> **TASK TO COMPLETE**
Reading the listing below, count the lines that contain the word "Blender" and give that count alone.

> **DATA EXCERPTS**
=-=-=-=-=
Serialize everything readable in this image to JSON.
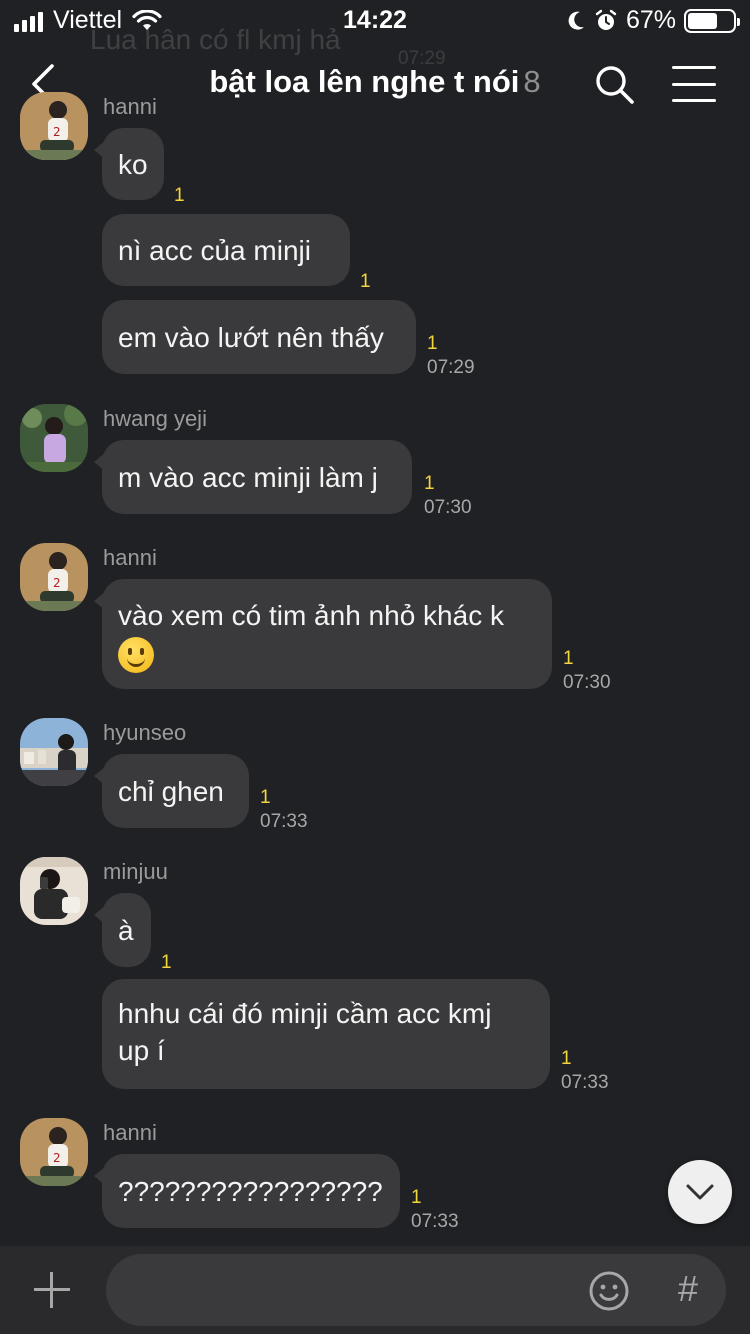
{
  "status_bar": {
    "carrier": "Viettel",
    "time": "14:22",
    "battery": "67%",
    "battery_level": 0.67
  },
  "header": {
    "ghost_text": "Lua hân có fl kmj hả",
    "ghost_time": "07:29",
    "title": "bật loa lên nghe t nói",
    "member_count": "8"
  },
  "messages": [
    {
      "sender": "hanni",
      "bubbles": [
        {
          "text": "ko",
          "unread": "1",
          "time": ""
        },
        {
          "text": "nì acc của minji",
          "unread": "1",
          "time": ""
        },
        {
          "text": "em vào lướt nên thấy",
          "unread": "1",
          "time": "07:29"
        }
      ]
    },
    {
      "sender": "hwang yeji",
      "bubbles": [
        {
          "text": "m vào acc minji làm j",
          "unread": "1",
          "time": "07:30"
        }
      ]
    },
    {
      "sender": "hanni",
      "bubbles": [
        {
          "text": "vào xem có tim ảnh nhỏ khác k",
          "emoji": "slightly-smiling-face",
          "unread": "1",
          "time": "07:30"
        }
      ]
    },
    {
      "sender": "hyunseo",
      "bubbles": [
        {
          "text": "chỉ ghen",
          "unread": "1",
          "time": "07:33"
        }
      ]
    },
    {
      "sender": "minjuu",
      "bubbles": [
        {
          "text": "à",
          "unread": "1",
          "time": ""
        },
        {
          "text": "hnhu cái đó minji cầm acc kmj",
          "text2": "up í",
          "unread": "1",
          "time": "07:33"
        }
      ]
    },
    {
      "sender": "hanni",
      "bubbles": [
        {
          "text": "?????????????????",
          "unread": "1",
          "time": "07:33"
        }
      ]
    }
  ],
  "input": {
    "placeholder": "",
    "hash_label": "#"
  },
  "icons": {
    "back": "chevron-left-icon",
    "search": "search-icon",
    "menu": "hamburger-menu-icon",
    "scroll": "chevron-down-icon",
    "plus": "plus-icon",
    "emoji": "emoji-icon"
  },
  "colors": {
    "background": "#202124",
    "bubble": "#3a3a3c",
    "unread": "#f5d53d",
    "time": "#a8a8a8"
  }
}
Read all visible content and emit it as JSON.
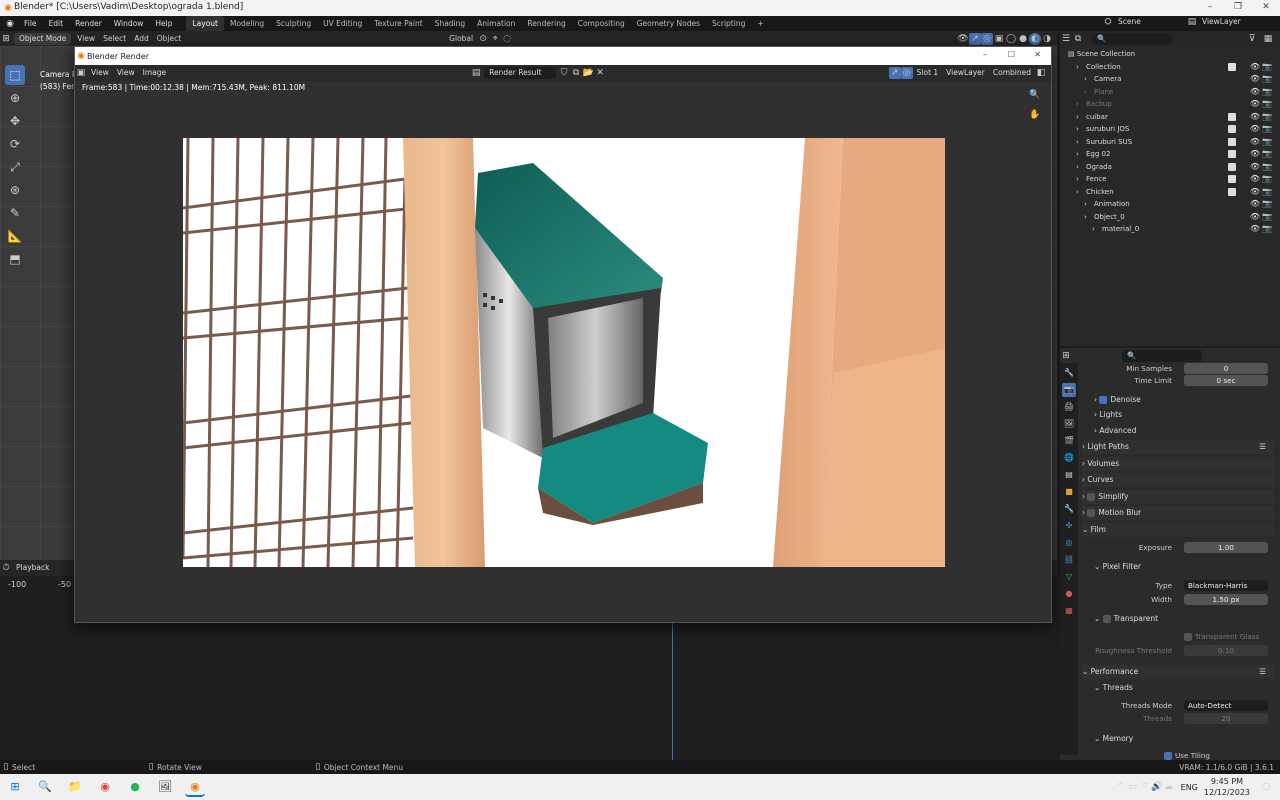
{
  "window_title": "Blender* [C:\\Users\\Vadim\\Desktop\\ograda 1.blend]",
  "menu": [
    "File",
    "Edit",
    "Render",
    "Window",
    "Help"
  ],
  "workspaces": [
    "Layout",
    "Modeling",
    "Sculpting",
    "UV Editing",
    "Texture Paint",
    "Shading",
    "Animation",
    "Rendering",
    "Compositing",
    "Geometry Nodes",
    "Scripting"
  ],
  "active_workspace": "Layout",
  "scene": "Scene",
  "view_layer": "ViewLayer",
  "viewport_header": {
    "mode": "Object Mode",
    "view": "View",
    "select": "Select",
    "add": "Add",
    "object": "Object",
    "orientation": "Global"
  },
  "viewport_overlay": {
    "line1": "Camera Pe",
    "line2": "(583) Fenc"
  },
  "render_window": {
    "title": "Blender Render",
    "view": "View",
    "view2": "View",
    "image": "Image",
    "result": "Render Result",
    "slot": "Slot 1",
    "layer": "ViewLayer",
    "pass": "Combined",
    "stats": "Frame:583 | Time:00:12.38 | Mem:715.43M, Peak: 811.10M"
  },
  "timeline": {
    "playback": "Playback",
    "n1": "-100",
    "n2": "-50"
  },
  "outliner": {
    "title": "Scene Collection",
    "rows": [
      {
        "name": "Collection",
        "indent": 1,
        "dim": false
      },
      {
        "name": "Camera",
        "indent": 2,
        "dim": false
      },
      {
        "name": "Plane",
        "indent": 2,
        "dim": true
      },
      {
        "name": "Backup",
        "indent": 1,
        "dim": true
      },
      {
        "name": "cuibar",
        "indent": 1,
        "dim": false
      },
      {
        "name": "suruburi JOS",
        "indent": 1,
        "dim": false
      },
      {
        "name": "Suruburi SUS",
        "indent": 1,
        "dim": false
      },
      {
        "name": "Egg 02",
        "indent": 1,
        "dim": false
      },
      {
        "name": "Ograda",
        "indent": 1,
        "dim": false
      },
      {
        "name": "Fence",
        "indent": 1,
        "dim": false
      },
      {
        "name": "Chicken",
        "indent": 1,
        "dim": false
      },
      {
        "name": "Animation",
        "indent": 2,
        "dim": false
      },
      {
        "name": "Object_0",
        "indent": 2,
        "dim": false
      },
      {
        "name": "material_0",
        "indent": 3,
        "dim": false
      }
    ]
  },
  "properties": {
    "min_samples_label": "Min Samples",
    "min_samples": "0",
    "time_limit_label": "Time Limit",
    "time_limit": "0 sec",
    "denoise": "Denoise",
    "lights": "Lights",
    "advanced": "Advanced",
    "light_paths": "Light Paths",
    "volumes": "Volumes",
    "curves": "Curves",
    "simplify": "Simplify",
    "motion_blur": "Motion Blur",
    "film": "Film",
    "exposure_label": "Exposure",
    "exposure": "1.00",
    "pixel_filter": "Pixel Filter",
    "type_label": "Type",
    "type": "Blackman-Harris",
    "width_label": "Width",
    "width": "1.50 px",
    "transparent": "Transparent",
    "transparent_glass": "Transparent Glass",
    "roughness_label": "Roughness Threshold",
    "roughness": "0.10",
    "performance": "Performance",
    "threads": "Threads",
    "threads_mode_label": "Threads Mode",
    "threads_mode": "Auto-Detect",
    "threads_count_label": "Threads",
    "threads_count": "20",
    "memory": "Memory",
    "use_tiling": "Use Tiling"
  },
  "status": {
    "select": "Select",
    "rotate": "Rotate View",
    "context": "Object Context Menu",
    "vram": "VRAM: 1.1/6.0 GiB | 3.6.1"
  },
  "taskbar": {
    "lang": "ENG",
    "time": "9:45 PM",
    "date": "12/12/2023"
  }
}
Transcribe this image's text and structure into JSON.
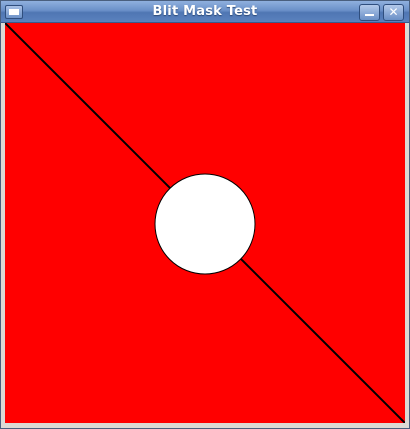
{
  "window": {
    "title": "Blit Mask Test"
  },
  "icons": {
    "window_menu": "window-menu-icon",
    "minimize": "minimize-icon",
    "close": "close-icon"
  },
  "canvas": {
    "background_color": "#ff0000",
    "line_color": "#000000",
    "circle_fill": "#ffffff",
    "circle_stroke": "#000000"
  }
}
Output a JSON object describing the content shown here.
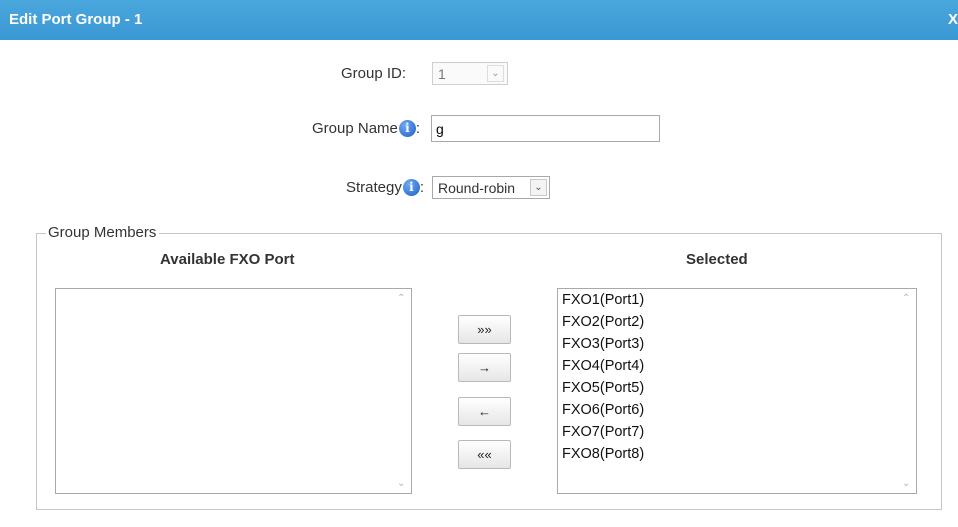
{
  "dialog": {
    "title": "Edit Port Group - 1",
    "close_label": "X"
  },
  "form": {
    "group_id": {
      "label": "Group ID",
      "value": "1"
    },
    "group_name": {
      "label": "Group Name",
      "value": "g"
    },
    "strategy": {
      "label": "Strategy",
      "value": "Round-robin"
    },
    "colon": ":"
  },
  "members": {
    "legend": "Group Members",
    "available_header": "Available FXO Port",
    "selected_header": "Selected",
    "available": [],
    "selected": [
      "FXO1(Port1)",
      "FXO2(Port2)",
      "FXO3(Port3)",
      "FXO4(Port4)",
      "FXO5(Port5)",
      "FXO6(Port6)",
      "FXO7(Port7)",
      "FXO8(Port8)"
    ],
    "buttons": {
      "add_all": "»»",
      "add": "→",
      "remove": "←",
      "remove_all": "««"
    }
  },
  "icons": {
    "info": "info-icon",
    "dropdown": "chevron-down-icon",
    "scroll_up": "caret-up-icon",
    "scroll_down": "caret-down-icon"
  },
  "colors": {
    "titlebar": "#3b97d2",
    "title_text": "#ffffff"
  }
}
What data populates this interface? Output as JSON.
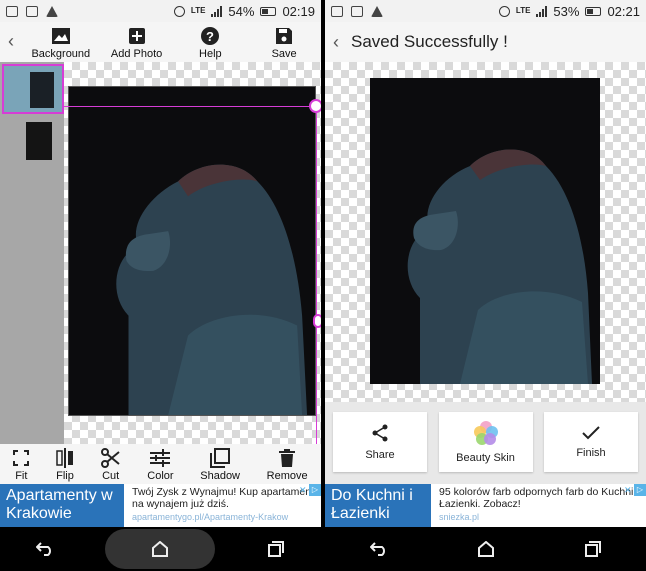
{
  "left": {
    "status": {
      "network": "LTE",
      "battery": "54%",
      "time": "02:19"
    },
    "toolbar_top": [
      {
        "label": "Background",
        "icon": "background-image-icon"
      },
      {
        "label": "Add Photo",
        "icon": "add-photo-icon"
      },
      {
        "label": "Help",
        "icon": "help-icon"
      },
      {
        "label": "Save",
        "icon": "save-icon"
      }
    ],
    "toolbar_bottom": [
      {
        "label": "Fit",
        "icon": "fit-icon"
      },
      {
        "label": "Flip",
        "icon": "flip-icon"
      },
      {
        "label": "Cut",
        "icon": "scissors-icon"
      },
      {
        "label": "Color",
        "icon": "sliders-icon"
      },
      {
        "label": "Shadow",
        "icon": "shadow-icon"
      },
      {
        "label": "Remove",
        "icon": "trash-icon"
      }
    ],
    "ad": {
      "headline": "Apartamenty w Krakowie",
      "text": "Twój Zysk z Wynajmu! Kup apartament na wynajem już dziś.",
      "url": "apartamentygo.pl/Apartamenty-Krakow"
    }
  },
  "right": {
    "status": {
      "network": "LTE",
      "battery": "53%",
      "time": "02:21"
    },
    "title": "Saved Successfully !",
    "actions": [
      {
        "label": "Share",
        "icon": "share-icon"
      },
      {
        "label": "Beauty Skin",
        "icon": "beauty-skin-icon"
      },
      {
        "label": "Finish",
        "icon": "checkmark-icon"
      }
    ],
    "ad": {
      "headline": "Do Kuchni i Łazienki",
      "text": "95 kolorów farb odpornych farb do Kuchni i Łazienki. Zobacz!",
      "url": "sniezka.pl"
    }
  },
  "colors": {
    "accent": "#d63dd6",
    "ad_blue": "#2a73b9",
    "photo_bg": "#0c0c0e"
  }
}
=-=-=-=-=
> **TASK OUTPUT**
2